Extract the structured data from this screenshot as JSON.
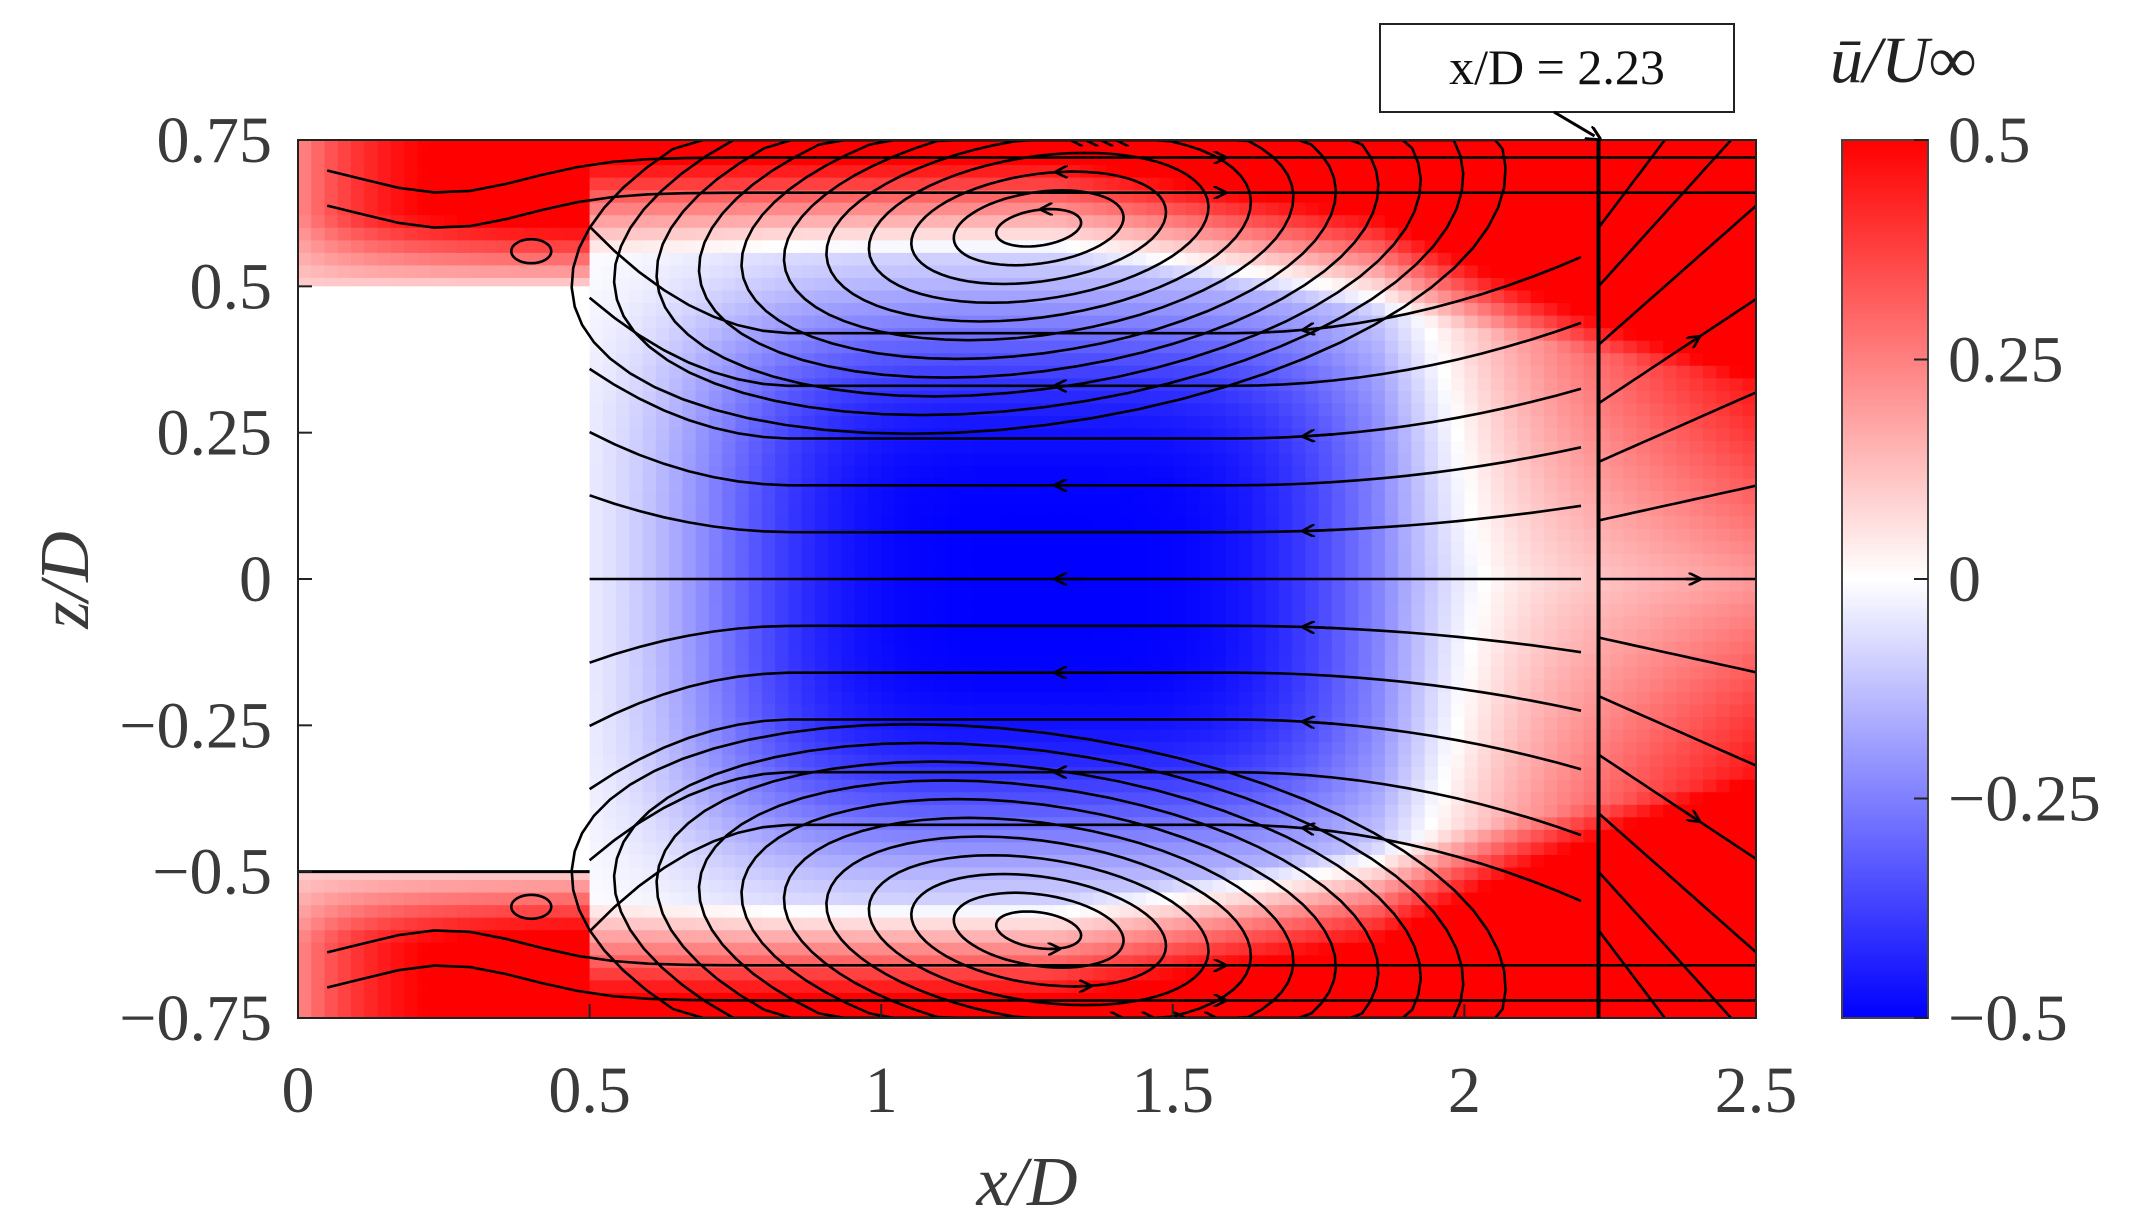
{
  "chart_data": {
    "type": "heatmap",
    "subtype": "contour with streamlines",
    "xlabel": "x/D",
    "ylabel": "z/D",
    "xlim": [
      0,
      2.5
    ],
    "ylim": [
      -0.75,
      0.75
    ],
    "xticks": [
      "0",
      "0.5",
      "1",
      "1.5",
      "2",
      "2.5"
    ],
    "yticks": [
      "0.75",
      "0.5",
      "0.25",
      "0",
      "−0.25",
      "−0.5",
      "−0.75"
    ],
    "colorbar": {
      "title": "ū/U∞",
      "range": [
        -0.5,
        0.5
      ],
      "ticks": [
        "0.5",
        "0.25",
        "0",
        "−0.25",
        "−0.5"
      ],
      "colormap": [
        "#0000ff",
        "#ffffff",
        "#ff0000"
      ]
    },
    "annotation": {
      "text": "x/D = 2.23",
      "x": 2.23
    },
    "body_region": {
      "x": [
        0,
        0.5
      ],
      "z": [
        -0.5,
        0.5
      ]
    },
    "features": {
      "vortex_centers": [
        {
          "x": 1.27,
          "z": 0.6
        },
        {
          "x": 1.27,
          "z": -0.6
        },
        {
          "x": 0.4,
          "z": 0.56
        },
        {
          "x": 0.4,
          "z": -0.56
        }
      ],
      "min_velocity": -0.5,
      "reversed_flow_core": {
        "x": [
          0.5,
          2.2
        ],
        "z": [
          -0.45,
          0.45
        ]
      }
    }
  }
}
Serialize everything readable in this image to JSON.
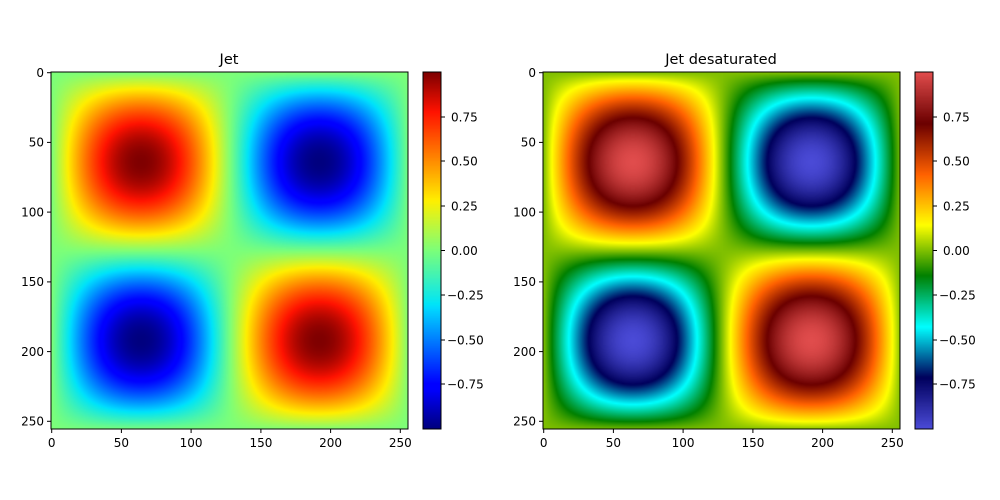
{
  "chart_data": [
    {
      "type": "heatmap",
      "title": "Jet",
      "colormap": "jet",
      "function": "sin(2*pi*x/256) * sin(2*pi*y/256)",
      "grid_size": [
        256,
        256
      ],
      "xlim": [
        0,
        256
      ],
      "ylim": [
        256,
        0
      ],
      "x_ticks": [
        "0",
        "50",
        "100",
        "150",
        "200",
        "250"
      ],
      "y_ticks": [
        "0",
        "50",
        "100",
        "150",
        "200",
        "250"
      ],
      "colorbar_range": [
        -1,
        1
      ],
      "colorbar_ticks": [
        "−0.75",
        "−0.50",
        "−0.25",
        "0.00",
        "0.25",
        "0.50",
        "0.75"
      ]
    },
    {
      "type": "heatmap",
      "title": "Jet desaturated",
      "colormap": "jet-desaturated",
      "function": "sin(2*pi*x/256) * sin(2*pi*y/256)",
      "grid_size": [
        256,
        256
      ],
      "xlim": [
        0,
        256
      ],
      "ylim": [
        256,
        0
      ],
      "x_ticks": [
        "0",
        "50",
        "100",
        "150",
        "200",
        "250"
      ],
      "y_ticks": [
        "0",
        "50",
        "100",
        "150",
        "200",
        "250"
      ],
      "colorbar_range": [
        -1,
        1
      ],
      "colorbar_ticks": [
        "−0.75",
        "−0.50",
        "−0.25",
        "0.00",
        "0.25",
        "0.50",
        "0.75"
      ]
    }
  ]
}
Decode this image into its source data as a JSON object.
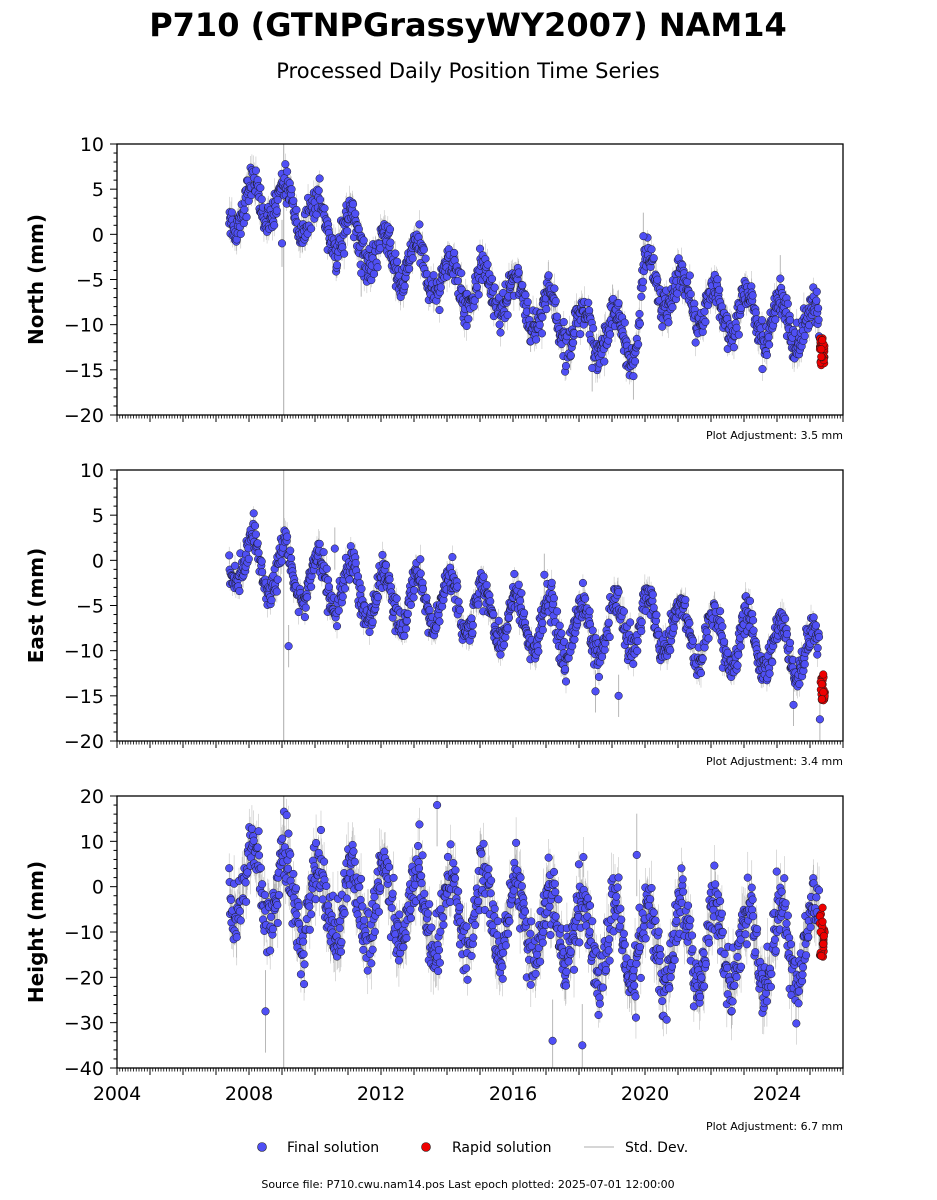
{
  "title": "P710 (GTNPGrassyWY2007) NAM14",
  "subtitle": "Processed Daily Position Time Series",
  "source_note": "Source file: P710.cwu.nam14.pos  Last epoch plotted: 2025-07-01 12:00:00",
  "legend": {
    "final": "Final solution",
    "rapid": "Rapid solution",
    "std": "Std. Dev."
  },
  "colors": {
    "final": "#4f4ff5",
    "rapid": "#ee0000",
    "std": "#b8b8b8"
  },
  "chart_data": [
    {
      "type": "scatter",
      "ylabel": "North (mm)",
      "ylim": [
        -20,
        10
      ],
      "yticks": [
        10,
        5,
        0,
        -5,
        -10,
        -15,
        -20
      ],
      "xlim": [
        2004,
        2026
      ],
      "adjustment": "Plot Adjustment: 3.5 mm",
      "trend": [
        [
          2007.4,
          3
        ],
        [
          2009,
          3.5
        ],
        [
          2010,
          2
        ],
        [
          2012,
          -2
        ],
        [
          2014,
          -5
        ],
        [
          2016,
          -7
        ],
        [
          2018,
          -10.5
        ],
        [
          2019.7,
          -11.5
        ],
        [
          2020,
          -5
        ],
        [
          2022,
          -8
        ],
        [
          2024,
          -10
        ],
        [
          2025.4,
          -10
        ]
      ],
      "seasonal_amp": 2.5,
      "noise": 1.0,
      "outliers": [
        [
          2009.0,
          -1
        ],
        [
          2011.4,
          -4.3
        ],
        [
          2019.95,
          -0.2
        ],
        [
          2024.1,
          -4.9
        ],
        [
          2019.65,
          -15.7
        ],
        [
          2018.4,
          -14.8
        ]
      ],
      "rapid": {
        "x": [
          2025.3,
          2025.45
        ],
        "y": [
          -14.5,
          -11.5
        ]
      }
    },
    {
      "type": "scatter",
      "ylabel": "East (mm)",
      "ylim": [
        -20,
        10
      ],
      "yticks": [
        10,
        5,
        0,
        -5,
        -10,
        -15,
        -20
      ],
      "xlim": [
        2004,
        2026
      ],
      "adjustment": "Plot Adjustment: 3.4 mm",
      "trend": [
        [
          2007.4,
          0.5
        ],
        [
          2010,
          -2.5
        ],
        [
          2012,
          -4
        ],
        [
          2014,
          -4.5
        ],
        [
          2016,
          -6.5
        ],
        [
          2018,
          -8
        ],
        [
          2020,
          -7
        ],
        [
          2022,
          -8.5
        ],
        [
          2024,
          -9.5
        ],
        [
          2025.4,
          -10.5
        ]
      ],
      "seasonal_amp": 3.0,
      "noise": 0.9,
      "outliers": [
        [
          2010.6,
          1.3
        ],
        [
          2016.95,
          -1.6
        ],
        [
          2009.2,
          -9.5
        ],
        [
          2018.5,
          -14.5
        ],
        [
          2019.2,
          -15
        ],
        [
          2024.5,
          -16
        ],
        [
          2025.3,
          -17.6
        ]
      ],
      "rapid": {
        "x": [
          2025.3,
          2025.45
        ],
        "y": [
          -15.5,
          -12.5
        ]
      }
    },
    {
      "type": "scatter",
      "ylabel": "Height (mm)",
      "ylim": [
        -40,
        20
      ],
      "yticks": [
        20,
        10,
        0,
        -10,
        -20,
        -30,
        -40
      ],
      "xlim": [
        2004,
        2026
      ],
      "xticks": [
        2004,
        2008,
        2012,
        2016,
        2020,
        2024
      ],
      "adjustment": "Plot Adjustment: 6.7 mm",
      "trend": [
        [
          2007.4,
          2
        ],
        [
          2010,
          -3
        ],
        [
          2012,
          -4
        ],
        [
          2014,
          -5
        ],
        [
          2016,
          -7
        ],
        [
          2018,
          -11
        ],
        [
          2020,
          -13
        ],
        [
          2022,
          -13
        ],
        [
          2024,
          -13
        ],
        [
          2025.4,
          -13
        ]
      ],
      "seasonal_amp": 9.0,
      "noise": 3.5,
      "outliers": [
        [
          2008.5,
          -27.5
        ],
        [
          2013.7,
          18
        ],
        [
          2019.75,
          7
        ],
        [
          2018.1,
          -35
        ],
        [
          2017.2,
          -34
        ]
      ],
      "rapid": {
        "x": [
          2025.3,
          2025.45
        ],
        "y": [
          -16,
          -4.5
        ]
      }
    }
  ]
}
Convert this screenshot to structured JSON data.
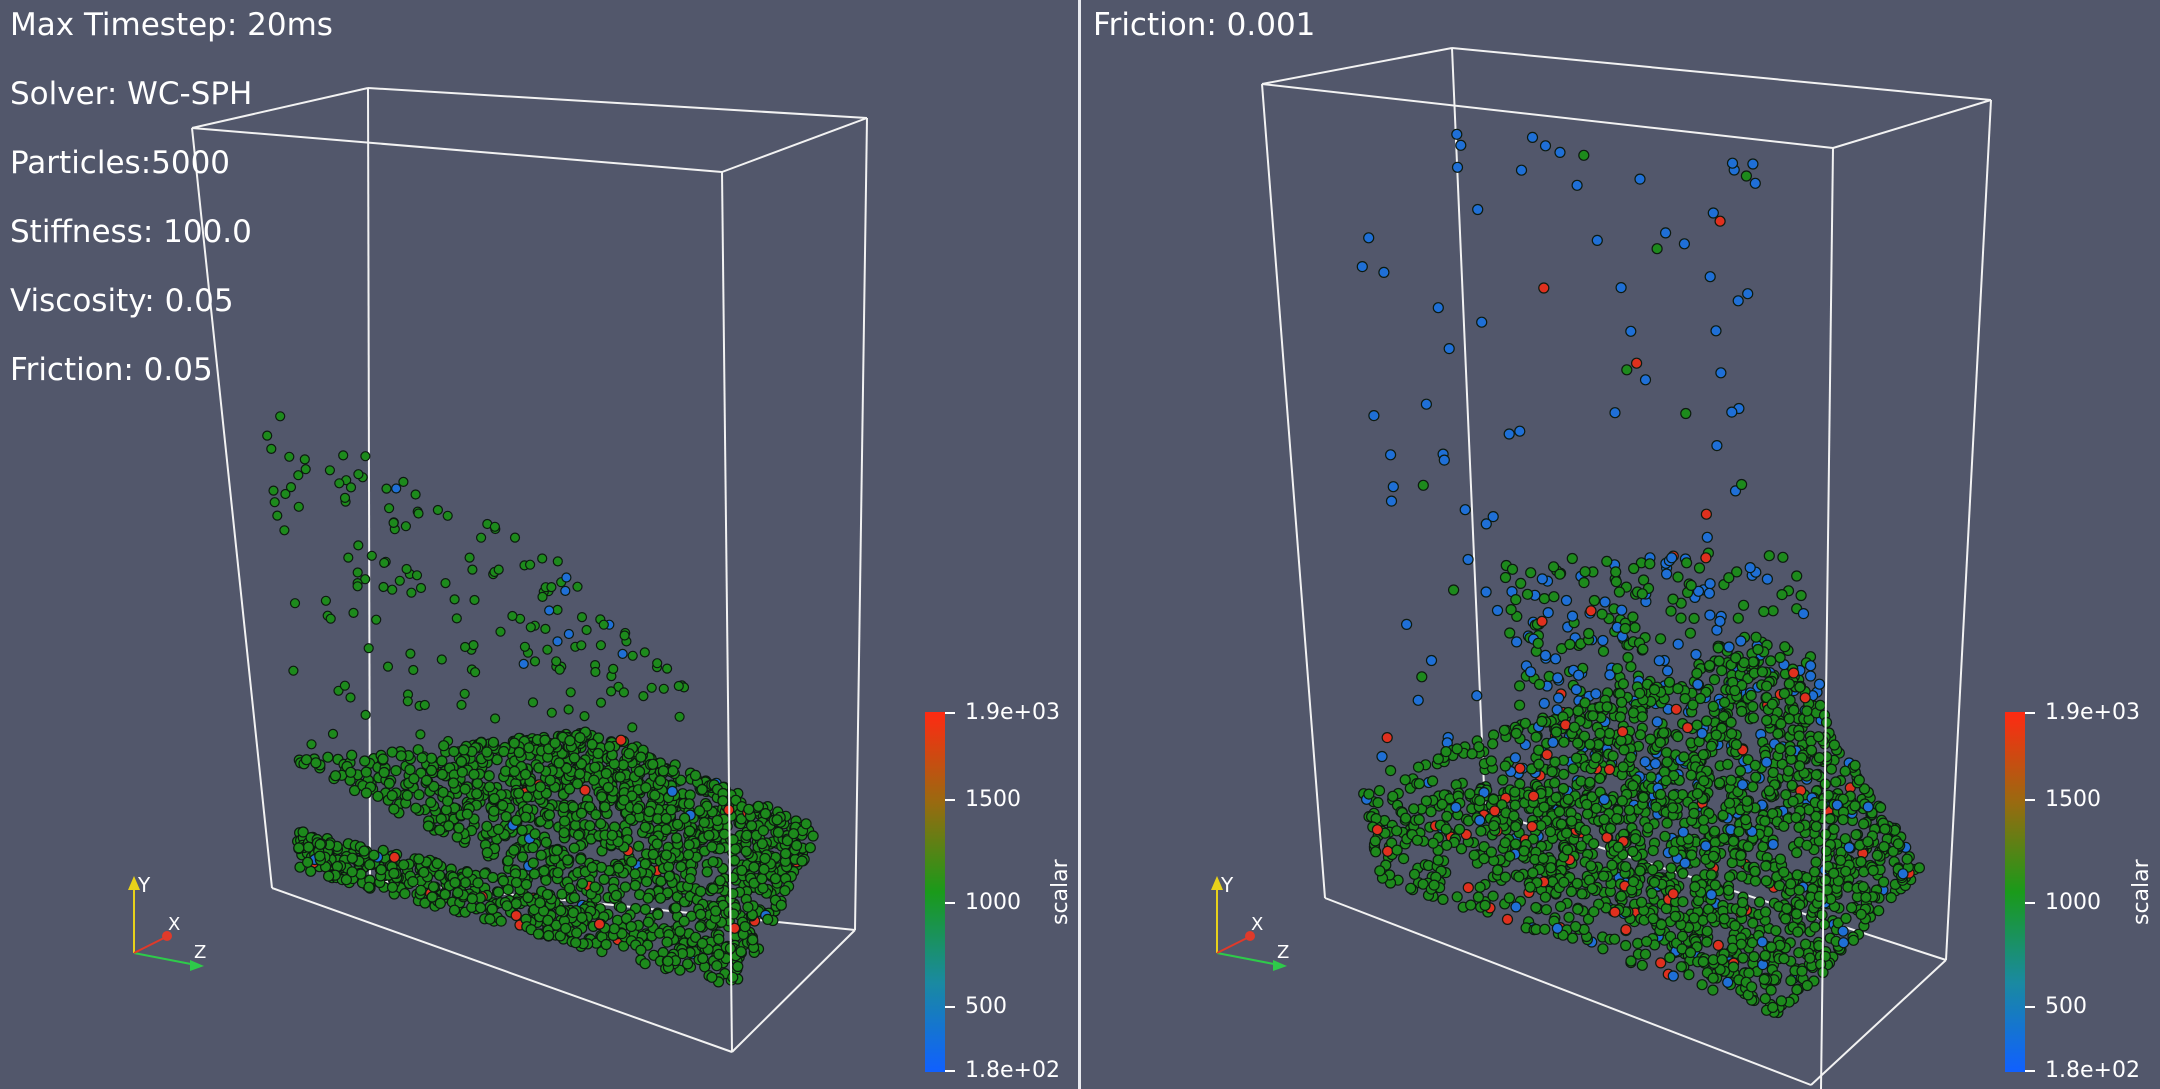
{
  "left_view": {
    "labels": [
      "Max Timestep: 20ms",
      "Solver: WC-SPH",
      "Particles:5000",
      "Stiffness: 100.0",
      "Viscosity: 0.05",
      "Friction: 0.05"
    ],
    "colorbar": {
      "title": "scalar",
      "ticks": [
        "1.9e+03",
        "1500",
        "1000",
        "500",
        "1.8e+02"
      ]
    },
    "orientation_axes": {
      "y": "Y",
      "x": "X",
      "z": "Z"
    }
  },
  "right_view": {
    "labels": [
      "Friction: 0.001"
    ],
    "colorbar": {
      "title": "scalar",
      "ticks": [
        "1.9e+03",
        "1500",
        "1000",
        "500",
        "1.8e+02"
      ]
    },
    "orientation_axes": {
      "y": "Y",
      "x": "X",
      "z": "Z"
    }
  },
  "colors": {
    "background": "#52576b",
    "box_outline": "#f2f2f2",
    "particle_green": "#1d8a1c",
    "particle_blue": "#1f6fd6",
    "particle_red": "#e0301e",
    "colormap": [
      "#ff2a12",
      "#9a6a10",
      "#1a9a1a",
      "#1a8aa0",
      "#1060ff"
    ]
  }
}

Exercise requirements :: Where a line in the material contains "JSON", copy that line.

The reply ::
Extract the structured data from this screenshot as JSON.
Serialize everything readable in this image to JSON.
Decode this image into its source data as a JSON object.
Convert this screenshot to structured JSON data.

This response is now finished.